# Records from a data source
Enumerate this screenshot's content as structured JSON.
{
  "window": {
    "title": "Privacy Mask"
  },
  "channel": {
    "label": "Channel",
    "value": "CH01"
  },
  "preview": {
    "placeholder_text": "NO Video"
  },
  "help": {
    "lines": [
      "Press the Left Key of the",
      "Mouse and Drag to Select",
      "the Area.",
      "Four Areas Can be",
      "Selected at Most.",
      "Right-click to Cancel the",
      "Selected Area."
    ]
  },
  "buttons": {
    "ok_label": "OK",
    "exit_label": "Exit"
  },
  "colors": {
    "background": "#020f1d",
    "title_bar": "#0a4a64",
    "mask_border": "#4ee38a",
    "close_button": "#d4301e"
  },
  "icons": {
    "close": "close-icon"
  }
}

# Problem details
All of the data shown above must be copied exactly.

# The solution
Enumerate this screenshot's content as structured JSON.
{
  "window": {
    "title": "Privacy Mask"
  },
  "channel": {
    "label": "Channel",
    "value": "CH01"
  },
  "preview": {
    "placeholder_text": "NO Video"
  },
  "help": {
    "lines": [
      "Press the Left Key of the",
      "Mouse and Drag to Select",
      "the Area.",
      "Four Areas Can be",
      "Selected at Most.",
      "Right-click to Cancel the",
      "Selected Area."
    ]
  },
  "buttons": {
    "ok_label": "OK",
    "exit_label": "Exit"
  },
  "colors": {
    "background": "#020f1d",
    "title_bar": "#0a4a64",
    "mask_border": "#4ee38a",
    "close_button": "#d4301e"
  },
  "icons": {
    "close": "close-icon"
  }
}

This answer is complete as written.